- **GIVEN INSTRUCTION**: Transcribe the passage of the text about how the gospels open, from "What is with" up to and including "point any faster..".

- **TEXT BLOCK**:
▬▬▬▬▬▬▬▬▬▬

None of the gospels begin with the birth of Jesus. You would think that the gospels, being the primary records we have of Jesus’s life and teachings would begin with his birth, but they don’t really…not exactly. So if you decide one day that you are going to sit down and open up your New Testament and learn all about this Jesus character that everyone keeps talking about, well 1, good for you, but 2, I want you to be prepared for what you are going to encounter before you get to the good stuff.

 

Let’s start from the beginning. The first book you will come to is Matthew. And Matthew begins by giving us Jesus’s family tree all the way back to Abraham.  That is just as exciting as it sounds. So-and-so begat so-and-so, one unpronounceable name after another, this is about as dry as it gets, and for many people who can’t get past the first 17 verses or so, they think that’s what the whole Bible is like. One unpronounceable name after another strung together like the lights on your Christmas tree. So maybe you decide not to give up, but you decide to move on, and see if the next guy has a catchier opening.

 

So you turn to Mark:

“The beginning of the good news of Jesus Christ, the Son of God.”

And you think: “finally, and author who gets straight to the point! Now I am going to learn about Jesus.”

 

“As it is written in the prophet Isaiah, see I am sending my messenger ahead of you, who will prepare your way; the voice of one crying in the wilderness, Prepare the way of the Lord, make his paths straight. John the baptizer appeared in the wilderness, proclaiming a baptism of repentance for the forgiveness of sins…”

 

What is with this crazy John character? I want to read about what Jesus did and said, not this guy. He’s hardly respectable. His message isn’t that compelling. Jesus is supposed to be all about love, so why do we need to talk about all these people jumping into a river with this crazy man talking about all their sins? Do you mean to tell me in all of Israel these folks couldn’t find one good psychotherapist? That’s hardly believable! That’s what they need isn’t it? Just someone to tell them that they are OK just the way they are? So you think, I’m going to move on to the next guy and see if he gets to the point any faster..

▬▬▬▬▬▬▬▬▬▬

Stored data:
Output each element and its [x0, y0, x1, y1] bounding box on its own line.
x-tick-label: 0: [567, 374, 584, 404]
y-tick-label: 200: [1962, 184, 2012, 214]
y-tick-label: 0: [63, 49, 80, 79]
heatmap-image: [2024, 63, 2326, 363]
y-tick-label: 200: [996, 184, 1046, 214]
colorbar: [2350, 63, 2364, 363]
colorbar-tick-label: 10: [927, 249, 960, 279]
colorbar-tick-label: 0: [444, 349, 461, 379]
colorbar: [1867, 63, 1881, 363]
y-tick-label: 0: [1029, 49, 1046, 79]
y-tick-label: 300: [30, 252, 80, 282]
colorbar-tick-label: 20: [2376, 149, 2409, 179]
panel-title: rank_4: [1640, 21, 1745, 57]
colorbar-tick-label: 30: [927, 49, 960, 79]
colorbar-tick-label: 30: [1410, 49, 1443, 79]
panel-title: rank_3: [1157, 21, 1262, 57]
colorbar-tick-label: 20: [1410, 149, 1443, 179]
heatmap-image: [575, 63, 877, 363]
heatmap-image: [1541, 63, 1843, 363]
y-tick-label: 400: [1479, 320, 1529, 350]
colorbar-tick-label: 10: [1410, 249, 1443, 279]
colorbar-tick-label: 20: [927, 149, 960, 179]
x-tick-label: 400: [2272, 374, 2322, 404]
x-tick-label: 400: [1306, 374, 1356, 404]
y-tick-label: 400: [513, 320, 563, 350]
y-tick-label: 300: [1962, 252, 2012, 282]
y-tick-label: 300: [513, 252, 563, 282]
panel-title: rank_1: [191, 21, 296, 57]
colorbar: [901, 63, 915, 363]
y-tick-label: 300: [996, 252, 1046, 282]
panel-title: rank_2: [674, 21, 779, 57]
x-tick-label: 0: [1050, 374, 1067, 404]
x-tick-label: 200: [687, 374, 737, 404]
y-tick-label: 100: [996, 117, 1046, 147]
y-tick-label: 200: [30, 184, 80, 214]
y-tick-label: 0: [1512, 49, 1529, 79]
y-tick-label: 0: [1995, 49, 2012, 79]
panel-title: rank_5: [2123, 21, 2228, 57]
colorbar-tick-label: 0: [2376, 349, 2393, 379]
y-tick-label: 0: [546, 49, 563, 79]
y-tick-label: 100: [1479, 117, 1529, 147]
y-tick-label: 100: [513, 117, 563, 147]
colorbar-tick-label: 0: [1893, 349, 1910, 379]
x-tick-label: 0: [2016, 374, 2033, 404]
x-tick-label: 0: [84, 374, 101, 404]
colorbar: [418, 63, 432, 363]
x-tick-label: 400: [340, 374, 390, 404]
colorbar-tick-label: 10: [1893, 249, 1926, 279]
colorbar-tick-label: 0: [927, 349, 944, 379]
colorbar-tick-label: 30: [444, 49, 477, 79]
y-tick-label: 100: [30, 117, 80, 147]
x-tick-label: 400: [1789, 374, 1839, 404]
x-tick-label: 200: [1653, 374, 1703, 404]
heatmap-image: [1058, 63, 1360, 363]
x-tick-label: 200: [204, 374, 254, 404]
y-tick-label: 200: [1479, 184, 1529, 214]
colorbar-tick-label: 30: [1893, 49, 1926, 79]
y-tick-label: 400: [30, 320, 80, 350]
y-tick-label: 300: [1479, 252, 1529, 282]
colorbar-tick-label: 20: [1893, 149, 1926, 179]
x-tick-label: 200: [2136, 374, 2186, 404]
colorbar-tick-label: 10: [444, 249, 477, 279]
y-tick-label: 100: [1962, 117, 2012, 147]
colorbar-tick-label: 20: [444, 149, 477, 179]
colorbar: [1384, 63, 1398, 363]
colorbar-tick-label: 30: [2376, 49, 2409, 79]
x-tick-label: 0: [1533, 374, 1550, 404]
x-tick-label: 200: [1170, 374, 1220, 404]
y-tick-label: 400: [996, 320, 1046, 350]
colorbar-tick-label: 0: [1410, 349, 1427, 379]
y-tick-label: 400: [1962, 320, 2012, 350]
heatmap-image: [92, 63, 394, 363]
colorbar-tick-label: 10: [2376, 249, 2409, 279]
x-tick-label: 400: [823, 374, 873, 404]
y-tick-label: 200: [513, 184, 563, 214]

▬▬▬▬▬▬▬▬▬▬

- **OUTPUT FOR THIS TASK**:
What is with this crazy John character? I want to read about what Jesus did and said, not this guy. He’s hardly respectable. His message isn’t that compelling. Jesus is supposed to be all about love, so why do we need to talk about all these people jumping into a river with this crazy man talking about all their sins? Do you mean to tell me in all of Israel these folks couldn’t find one good psychotherapist? That’s hardly believable! That’s what they need isn’t it? Just someone to tell them that they are OK just the way they are? So you think, I’m going to move on to the next guy and see if he gets to the point any faster..